======== Supplied data ========

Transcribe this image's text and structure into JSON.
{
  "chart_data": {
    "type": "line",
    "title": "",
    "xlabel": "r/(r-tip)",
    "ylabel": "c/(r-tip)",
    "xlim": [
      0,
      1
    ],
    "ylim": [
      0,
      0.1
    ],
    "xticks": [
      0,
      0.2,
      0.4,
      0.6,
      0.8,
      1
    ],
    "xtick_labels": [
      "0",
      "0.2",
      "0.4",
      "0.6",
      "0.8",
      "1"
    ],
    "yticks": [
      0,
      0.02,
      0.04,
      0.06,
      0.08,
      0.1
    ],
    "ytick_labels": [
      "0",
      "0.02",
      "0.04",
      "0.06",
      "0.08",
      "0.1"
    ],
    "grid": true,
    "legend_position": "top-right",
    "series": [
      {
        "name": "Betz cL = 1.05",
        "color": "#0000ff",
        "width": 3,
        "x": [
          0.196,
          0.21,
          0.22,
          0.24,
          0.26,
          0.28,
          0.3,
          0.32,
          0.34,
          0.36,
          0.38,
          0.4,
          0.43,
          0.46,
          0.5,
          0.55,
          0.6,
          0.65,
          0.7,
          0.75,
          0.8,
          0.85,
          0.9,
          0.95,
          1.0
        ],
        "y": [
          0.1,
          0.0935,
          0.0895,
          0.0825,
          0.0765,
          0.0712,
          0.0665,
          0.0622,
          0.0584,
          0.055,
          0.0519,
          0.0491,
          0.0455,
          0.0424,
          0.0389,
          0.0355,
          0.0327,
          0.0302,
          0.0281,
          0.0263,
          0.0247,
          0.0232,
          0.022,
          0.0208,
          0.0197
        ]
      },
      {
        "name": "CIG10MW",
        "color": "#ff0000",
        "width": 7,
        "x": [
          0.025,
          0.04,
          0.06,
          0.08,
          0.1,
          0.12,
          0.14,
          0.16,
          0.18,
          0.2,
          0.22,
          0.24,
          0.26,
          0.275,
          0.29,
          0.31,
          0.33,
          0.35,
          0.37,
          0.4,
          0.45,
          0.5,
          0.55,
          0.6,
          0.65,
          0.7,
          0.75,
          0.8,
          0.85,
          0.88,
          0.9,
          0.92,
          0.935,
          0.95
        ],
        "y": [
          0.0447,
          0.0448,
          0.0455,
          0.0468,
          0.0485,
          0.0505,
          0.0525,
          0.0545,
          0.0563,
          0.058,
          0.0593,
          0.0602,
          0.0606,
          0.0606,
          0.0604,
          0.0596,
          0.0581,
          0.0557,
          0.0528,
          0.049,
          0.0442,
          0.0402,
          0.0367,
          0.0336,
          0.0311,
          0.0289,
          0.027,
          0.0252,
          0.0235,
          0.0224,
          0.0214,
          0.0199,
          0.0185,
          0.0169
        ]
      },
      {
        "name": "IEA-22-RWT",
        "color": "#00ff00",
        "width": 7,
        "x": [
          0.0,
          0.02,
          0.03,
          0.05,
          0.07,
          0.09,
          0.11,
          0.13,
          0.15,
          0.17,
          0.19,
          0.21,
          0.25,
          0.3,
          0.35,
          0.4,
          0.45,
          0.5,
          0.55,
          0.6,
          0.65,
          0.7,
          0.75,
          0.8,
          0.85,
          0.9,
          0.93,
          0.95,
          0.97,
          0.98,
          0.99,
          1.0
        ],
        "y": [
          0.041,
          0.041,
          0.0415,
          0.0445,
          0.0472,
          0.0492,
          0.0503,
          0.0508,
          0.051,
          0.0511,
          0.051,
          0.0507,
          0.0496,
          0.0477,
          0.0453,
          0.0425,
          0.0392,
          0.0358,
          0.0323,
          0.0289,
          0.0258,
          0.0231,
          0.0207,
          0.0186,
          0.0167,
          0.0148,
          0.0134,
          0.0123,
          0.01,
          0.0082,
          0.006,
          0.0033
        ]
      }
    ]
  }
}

========

▸ **The request**: Select every line above that contains the word "name", and copy it.

▸ **Task solution**:
        "name": "Betz cL = 1.05",
        "name": "CIG10MW",
        "name": "IEA-22-RWT",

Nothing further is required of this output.